(Figure record listings)
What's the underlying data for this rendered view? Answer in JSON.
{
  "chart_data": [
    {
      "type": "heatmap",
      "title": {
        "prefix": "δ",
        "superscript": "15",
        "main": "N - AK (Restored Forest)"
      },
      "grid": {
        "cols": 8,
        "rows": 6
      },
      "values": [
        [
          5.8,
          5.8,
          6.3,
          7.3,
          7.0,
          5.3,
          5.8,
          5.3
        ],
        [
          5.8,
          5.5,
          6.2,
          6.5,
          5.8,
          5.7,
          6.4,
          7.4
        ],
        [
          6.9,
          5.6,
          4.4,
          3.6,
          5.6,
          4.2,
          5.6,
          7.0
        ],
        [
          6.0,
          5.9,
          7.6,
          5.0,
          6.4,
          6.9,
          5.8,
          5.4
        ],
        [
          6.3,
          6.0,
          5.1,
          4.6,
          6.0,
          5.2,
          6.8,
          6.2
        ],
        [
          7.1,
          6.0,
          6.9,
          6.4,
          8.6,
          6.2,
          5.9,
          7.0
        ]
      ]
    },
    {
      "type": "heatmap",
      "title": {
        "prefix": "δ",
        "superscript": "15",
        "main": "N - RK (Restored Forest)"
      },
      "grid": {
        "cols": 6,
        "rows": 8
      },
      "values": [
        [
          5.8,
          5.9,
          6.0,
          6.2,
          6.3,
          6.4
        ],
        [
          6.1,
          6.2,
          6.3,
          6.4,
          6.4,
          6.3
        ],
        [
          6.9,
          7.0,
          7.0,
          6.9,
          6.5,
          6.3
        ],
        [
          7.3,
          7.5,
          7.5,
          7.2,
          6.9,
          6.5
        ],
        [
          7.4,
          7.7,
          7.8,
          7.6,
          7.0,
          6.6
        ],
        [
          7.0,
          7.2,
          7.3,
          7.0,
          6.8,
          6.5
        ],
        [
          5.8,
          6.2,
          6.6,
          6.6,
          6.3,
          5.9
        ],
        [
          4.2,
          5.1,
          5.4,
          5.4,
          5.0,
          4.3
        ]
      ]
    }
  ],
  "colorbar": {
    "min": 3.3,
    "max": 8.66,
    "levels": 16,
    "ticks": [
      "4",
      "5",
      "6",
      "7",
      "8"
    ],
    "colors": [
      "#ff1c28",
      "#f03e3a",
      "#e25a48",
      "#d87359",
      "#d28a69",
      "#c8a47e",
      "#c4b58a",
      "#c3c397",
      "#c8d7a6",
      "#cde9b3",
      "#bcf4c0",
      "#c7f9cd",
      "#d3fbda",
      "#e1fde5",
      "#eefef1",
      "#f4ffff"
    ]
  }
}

**Challenge**
Return the entries above exactly as they appear.

**Reply to the exercise**
What's the underlying data for this rendered view? Answer in JSON.
{
  "chart_data": [
    {
      "type": "heatmap",
      "title": {
        "prefix": "δ",
        "superscript": "15",
        "main": "N - AK (Restored Forest)"
      },
      "grid": {
        "cols": 8,
        "rows": 6
      },
      "values": [
        [
          5.8,
          5.8,
          6.3,
          7.3,
          7.0,
          5.3,
          5.8,
          5.3
        ],
        [
          5.8,
          5.5,
          6.2,
          6.5,
          5.8,
          5.7,
          6.4,
          7.4
        ],
        [
          6.9,
          5.6,
          4.4,
          3.6,
          5.6,
          4.2,
          5.6,
          7.0
        ],
        [
          6.0,
          5.9,
          7.6,
          5.0,
          6.4,
          6.9,
          5.8,
          5.4
        ],
        [
          6.3,
          6.0,
          5.1,
          4.6,
          6.0,
          5.2,
          6.8,
          6.2
        ],
        [
          7.1,
          6.0,
          6.9,
          6.4,
          8.6,
          6.2,
          5.9,
          7.0
        ]
      ]
    },
    {
      "type": "heatmap",
      "title": {
        "prefix": "δ",
        "superscript": "15",
        "main": "N - RK (Restored Forest)"
      },
      "grid": {
        "cols": 6,
        "rows": 8
      },
      "values": [
        [
          5.8,
          5.9,
          6.0,
          6.2,
          6.3,
          6.4
        ],
        [
          6.1,
          6.2,
          6.3,
          6.4,
          6.4,
          6.3
        ],
        [
          6.9,
          7.0,
          7.0,
          6.9,
          6.5,
          6.3
        ],
        [
          7.3,
          7.5,
          7.5,
          7.2,
          6.9,
          6.5
        ],
        [
          7.4,
          7.7,
          7.8,
          7.6,
          7.0,
          6.6
        ],
        [
          7.0,
          7.2,
          7.3,
          7.0,
          6.8,
          6.5
        ],
        [
          5.8,
          6.2,
          6.6,
          6.6,
          6.3,
          5.9
        ],
        [
          4.2,
          5.1,
          5.4,
          5.4,
          5.0,
          4.3
        ]
      ]
    }
  ],
  "colorbar": {
    "min": 3.3,
    "max": 8.66,
    "levels": 16,
    "ticks": [
      "4",
      "5",
      "6",
      "7",
      "8"
    ],
    "colors": [
      "#ff1c28",
      "#f03e3a",
      "#e25a48",
      "#d87359",
      "#d28a69",
      "#c8a47e",
      "#c4b58a",
      "#c3c397",
      "#c8d7a6",
      "#cde9b3",
      "#bcf4c0",
      "#c7f9cd",
      "#d3fbda",
      "#e1fde5",
      "#eefef1",
      "#f4ffff"
    ]
  }
}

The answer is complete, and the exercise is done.